**SET PROBLEM:** Which lines contain the string "JSON"? Please list every one of them.

-- Start DATASET RECORDS --

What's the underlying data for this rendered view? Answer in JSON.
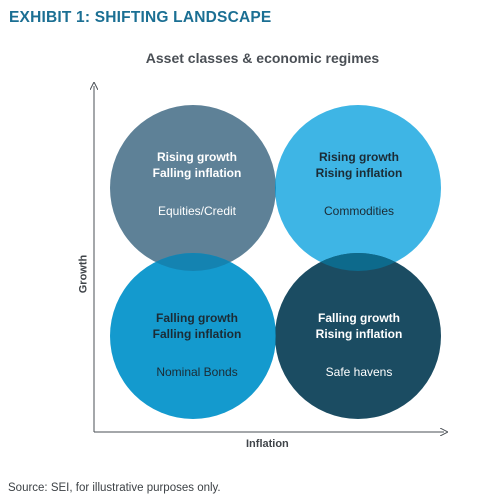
{
  "header": {
    "exhibit_title": "EXHIBIT 1: SHIFTING LANDSCAPE",
    "chart_title": "Asset classes & economic regimes"
  },
  "axes": {
    "y_label": "Growth",
    "x_label": "Inflation"
  },
  "quadrants": [
    {
      "id": "top-left",
      "line1": "Rising growth",
      "line2": "Falling inflation",
      "asset": "Equities/Credit",
      "color": "#5e8197"
    },
    {
      "id": "top-right",
      "line1": "Rising growth",
      "line2": "Rising inflation",
      "asset": "Commodities",
      "color": "#3eb5e5"
    },
    {
      "id": "bottom-left",
      "line1": "Falling growth",
      "line2": "Falling inflation",
      "asset": "Nominal Bonds",
      "color": "#149ace"
    },
    {
      "id": "bottom-right",
      "line1": "Falling growth",
      "line2": "Rising inflation",
      "asset": "Safe havens",
      "color": "#1b4c62"
    }
  ],
  "overlap_colors": {
    "top": "#1a8bbc",
    "left": "#1483b1",
    "right": "#0d6a8c",
    "bottom": "#107ea9"
  },
  "footer": {
    "source": "Source: SEI, for illustrative purposes only."
  }
}
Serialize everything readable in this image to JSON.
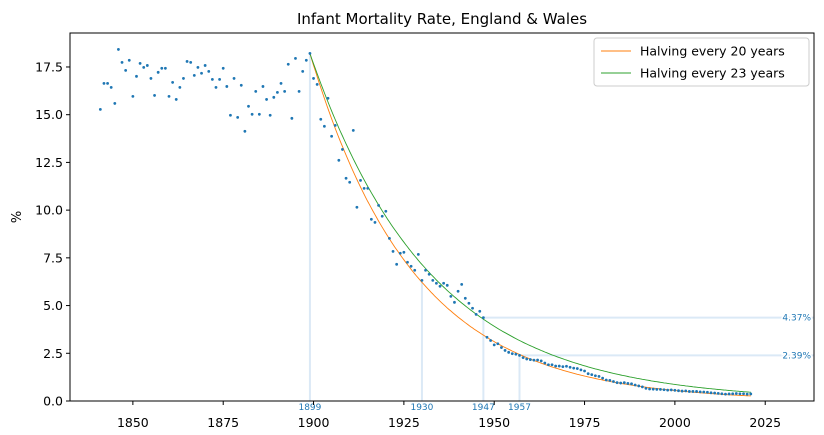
{
  "chart_data": {
    "type": "scatter",
    "title": "Infant Mortality Rate, England & Wales",
    "xlabel": "",
    "ylabel": "%",
    "xlim": [
      1832.6,
      2038.5
    ],
    "ylim": [
      0,
      19.28
    ],
    "xticks": [
      1850,
      1875,
      1900,
      1925,
      1950,
      1975,
      2000,
      2025
    ],
    "yticks": [
      "0.0",
      "2.5",
      "5.0",
      "7.5",
      "10.0",
      "12.5",
      "15.0",
      "17.5"
    ],
    "grid": false,
    "legend_position": "top-right",
    "colors": {
      "points": "#1f77b4",
      "halving20": "#ff7f0e",
      "halving23": "#2ca02c",
      "guides": "#dbe9f6"
    },
    "series": {
      "x_start": 1841,
      "values": [
        15.28,
        16.64,
        16.64,
        16.43,
        15.59,
        18.42,
        17.74,
        17.32,
        17.85,
        15.96,
        17.01,
        17.69,
        17.48,
        17.58,
        16.9,
        16.01,
        17.22,
        17.43,
        17.43,
        15.96,
        16.69,
        15.8,
        16.43,
        16.9,
        17.79,
        17.74,
        17.06,
        17.48,
        17.17,
        17.58,
        17.27,
        16.85,
        16.43,
        16.85,
        17.43,
        16.48,
        14.97,
        16.9,
        14.86,
        16.54,
        14.13,
        15.44,
        15.02,
        16.22,
        15.02,
        16.48,
        15.8,
        14.97,
        15.91,
        16.17,
        16.64,
        16.22,
        17.64,
        14.81,
        17.95,
        16.22,
        17.27,
        17.85,
        18.21,
        16.9,
        16.59,
        14.76,
        14.39,
        15.86,
        13.87,
        14.44,
        12.61,
        13.18,
        11.67,
        11.46,
        14.18,
        10.15,
        11.56,
        11.14,
        11.14,
        9.52,
        9.36,
        10.25,
        9.68,
        9.94,
        8.52,
        7.84,
        7.16,
        7.74,
        7.79,
        7.27,
        7.06,
        6.85,
        7.68,
        6.32,
        6.85,
        6.64,
        6.32,
        6.17,
        6.01,
        6.17,
        6.06,
        5.48,
        5.17,
        5.75,
        6.11,
        5.38,
        5.12,
        4.86,
        4.54,
        4.7,
        4.37,
        3.34,
        3.17,
        2.94,
        3.0,
        2.8,
        2.65,
        2.55,
        2.48,
        2.45,
        2.39,
        2.27,
        2.2,
        2.17,
        2.14,
        2.15,
        2.1,
        1.99,
        1.9,
        1.9,
        1.83,
        1.83,
        1.8,
        1.82,
        1.77,
        1.72,
        1.7,
        1.63,
        1.57,
        1.43,
        1.38,
        1.32,
        1.29,
        1.2,
        1.1,
        1.08,
        1.02,
        0.96,
        0.94,
        0.96,
        0.92,
        0.9,
        0.84,
        0.79,
        0.74,
        0.66,
        0.63,
        0.62,
        0.61,
        0.61,
        0.59,
        0.57,
        0.58,
        0.56,
        0.54,
        0.52,
        0.53,
        0.5,
        0.5,
        0.5,
        0.48,
        0.47,
        0.46,
        0.43,
        0.42,
        0.4,
        0.38,
        0.36,
        0.37,
        0.38,
        0.39,
        0.38,
        0.38,
        0.36,
        0.37
      ]
    },
    "fits": [
      {
        "name": "Halving every 20 years",
        "start_year": 1899,
        "start_value": 18.21,
        "halving_years": 20,
        "end_year": 2021
      },
      {
        "name": "Halving every 23 years",
        "start_year": 1899,
        "start_value": 18.21,
        "halving_years": 23,
        "end_year": 2021
      }
    ],
    "annotations": {
      "vertical": [
        {
          "year": 1899,
          "label": "1899",
          "top": 18.21
        },
        {
          "year": 1930,
          "label": "1930",
          "top": 6.32
        },
        {
          "year": 1947,
          "label": "1947",
          "top": 4.37
        },
        {
          "year": 1957,
          "label": "1957",
          "top": 2.39
        }
      ],
      "horizontal": [
        {
          "from_year": 1947,
          "value": 4.37,
          "label": "4.37%"
        },
        {
          "from_year": 1957,
          "value": 2.39,
          "label": "2.39%"
        }
      ]
    }
  }
}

-- End DATASET RECORDS --

**ANSWER FOR THE TASK:**
What's the underlying data for this rendered view? Answer in JSON.
Serialize everything readable in this image to JSON.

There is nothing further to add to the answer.